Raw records
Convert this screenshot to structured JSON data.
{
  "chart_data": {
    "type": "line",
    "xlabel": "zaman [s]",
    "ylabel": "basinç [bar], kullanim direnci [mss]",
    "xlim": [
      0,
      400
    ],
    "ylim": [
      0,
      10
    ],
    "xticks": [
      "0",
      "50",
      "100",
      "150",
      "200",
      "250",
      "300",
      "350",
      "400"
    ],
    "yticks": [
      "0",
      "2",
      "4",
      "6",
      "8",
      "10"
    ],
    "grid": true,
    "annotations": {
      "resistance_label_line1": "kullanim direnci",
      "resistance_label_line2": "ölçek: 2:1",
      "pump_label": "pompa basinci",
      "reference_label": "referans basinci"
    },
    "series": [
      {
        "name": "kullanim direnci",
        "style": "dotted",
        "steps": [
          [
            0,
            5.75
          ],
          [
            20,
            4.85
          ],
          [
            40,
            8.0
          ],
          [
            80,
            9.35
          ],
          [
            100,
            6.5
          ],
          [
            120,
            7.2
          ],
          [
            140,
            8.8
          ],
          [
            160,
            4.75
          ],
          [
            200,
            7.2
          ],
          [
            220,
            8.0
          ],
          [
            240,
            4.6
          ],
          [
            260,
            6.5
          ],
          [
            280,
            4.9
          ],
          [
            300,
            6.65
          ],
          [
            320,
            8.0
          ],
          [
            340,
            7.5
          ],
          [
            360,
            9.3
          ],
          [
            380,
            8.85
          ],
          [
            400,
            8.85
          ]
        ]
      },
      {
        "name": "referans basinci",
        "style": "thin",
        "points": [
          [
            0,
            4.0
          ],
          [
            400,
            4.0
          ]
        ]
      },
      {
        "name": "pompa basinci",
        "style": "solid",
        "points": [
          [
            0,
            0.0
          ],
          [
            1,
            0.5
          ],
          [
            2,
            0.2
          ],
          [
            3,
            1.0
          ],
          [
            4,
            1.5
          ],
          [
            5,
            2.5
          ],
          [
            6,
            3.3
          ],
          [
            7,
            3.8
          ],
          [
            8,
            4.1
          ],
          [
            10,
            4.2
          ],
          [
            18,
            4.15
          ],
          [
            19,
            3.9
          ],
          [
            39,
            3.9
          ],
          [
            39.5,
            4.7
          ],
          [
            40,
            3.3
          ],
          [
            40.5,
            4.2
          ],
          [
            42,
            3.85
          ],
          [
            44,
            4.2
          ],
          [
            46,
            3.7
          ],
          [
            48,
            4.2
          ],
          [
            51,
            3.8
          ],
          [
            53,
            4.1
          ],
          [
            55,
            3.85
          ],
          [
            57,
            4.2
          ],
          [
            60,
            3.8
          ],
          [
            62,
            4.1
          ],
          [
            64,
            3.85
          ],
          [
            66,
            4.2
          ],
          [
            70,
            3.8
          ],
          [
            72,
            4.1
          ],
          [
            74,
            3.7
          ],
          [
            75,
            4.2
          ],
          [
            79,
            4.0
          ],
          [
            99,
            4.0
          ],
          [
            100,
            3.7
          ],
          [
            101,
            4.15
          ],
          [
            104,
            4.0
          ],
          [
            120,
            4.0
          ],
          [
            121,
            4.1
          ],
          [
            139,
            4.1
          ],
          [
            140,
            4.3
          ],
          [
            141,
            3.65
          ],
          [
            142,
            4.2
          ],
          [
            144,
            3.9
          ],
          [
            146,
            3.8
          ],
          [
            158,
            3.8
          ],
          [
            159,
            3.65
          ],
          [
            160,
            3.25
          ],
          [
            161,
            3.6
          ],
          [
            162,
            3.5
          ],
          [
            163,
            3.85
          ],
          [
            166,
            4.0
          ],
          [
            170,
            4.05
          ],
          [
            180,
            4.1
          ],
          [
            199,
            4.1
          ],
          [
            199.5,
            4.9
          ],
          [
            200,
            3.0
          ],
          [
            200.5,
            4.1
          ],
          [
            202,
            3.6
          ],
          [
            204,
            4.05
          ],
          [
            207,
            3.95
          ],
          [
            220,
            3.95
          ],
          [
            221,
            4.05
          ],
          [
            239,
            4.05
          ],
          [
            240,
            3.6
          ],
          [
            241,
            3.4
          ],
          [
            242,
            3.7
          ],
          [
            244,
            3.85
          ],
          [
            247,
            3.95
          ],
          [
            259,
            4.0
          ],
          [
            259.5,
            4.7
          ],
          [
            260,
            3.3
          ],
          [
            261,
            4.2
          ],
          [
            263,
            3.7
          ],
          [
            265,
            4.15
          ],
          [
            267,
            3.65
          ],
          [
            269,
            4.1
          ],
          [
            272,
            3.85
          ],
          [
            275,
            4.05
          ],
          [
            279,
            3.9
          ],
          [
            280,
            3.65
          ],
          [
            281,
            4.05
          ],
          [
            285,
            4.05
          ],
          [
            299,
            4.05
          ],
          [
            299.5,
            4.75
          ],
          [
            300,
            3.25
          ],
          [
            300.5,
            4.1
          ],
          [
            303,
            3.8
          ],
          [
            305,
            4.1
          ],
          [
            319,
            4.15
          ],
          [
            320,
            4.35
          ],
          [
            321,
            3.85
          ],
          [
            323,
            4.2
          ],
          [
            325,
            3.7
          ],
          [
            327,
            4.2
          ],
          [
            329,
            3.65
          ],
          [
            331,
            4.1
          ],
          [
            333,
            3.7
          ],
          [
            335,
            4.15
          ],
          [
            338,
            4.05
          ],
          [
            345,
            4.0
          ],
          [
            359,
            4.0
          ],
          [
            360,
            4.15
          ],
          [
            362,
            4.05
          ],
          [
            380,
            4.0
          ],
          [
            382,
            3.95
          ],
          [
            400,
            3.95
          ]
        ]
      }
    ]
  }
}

What you are asked to do:
Repeat the data above exactly.

Task answer:
Convert this screenshot to structured JSON data.
{
  "chart_data": {
    "type": "line",
    "xlabel": "zaman [s]",
    "ylabel": "basinç [bar], kullanim direnci [mss]",
    "xlim": [
      0,
      400
    ],
    "ylim": [
      0,
      10
    ],
    "xticks": [
      "0",
      "50",
      "100",
      "150",
      "200",
      "250",
      "300",
      "350",
      "400"
    ],
    "yticks": [
      "0",
      "2",
      "4",
      "6",
      "8",
      "10"
    ],
    "grid": true,
    "annotations": {
      "resistance_label_line1": "kullanim direnci",
      "resistance_label_line2": "ölçek: 2:1",
      "pump_label": "pompa basinci",
      "reference_label": "referans basinci"
    },
    "series": [
      {
        "name": "kullanim direnci",
        "style": "dotted",
        "steps": [
          [
            0,
            5.75
          ],
          [
            20,
            4.85
          ],
          [
            40,
            8.0
          ],
          [
            80,
            9.35
          ],
          [
            100,
            6.5
          ],
          [
            120,
            7.2
          ],
          [
            140,
            8.8
          ],
          [
            160,
            4.75
          ],
          [
            200,
            7.2
          ],
          [
            220,
            8.0
          ],
          [
            240,
            4.6
          ],
          [
            260,
            6.5
          ],
          [
            280,
            4.9
          ],
          [
            300,
            6.65
          ],
          [
            320,
            8.0
          ],
          [
            340,
            7.5
          ],
          [
            360,
            9.3
          ],
          [
            380,
            8.85
          ],
          [
            400,
            8.85
          ]
        ]
      },
      {
        "name": "referans basinci",
        "style": "thin",
        "points": [
          [
            0,
            4.0
          ],
          [
            400,
            4.0
          ]
        ]
      },
      {
        "name": "pompa basinci",
        "style": "solid",
        "points": [
          [
            0,
            0.0
          ],
          [
            1,
            0.5
          ],
          [
            2,
            0.2
          ],
          [
            3,
            1.0
          ],
          [
            4,
            1.5
          ],
          [
            5,
            2.5
          ],
          [
            6,
            3.3
          ],
          [
            7,
            3.8
          ],
          [
            8,
            4.1
          ],
          [
            10,
            4.2
          ],
          [
            18,
            4.15
          ],
          [
            19,
            3.9
          ],
          [
            39,
            3.9
          ],
          [
            39.5,
            4.7
          ],
          [
            40,
            3.3
          ],
          [
            40.5,
            4.2
          ],
          [
            42,
            3.85
          ],
          [
            44,
            4.2
          ],
          [
            46,
            3.7
          ],
          [
            48,
            4.2
          ],
          [
            51,
            3.8
          ],
          [
            53,
            4.1
          ],
          [
            55,
            3.85
          ],
          [
            57,
            4.2
          ],
          [
            60,
            3.8
          ],
          [
            62,
            4.1
          ],
          [
            64,
            3.85
          ],
          [
            66,
            4.2
          ],
          [
            70,
            3.8
          ],
          [
            72,
            4.1
          ],
          [
            74,
            3.7
          ],
          [
            75,
            4.2
          ],
          [
            79,
            4.0
          ],
          [
            99,
            4.0
          ],
          [
            100,
            3.7
          ],
          [
            101,
            4.15
          ],
          [
            104,
            4.0
          ],
          [
            120,
            4.0
          ],
          [
            121,
            4.1
          ],
          [
            139,
            4.1
          ],
          [
            140,
            4.3
          ],
          [
            141,
            3.65
          ],
          [
            142,
            4.2
          ],
          [
            144,
            3.9
          ],
          [
            146,
            3.8
          ],
          [
            158,
            3.8
          ],
          [
            159,
            3.65
          ],
          [
            160,
            3.25
          ],
          [
            161,
            3.6
          ],
          [
            162,
            3.5
          ],
          [
            163,
            3.85
          ],
          [
            166,
            4.0
          ],
          [
            170,
            4.05
          ],
          [
            180,
            4.1
          ],
          [
            199,
            4.1
          ],
          [
            199.5,
            4.9
          ],
          [
            200,
            3.0
          ],
          [
            200.5,
            4.1
          ],
          [
            202,
            3.6
          ],
          [
            204,
            4.05
          ],
          [
            207,
            3.95
          ],
          [
            220,
            3.95
          ],
          [
            221,
            4.05
          ],
          [
            239,
            4.05
          ],
          [
            240,
            3.6
          ],
          [
            241,
            3.4
          ],
          [
            242,
            3.7
          ],
          [
            244,
            3.85
          ],
          [
            247,
            3.95
          ],
          [
            259,
            4.0
          ],
          [
            259.5,
            4.7
          ],
          [
            260,
            3.3
          ],
          [
            261,
            4.2
          ],
          [
            263,
            3.7
          ],
          [
            265,
            4.15
          ],
          [
            267,
            3.65
          ],
          [
            269,
            4.1
          ],
          [
            272,
            3.85
          ],
          [
            275,
            4.05
          ],
          [
            279,
            3.9
          ],
          [
            280,
            3.65
          ],
          [
            281,
            4.05
          ],
          [
            285,
            4.05
          ],
          [
            299,
            4.05
          ],
          [
            299.5,
            4.75
          ],
          [
            300,
            3.25
          ],
          [
            300.5,
            4.1
          ],
          [
            303,
            3.8
          ],
          [
            305,
            4.1
          ],
          [
            319,
            4.15
          ],
          [
            320,
            4.35
          ],
          [
            321,
            3.85
          ],
          [
            323,
            4.2
          ],
          [
            325,
            3.7
          ],
          [
            327,
            4.2
          ],
          [
            329,
            3.65
          ],
          [
            331,
            4.1
          ],
          [
            333,
            3.7
          ],
          [
            335,
            4.15
          ],
          [
            338,
            4.05
          ],
          [
            345,
            4.0
          ],
          [
            359,
            4.0
          ],
          [
            360,
            4.15
          ],
          [
            362,
            4.05
          ],
          [
            380,
            4.0
          ],
          [
            382,
            3.95
          ],
          [
            400,
            3.95
          ]
        ]
      }
    ]
  }
}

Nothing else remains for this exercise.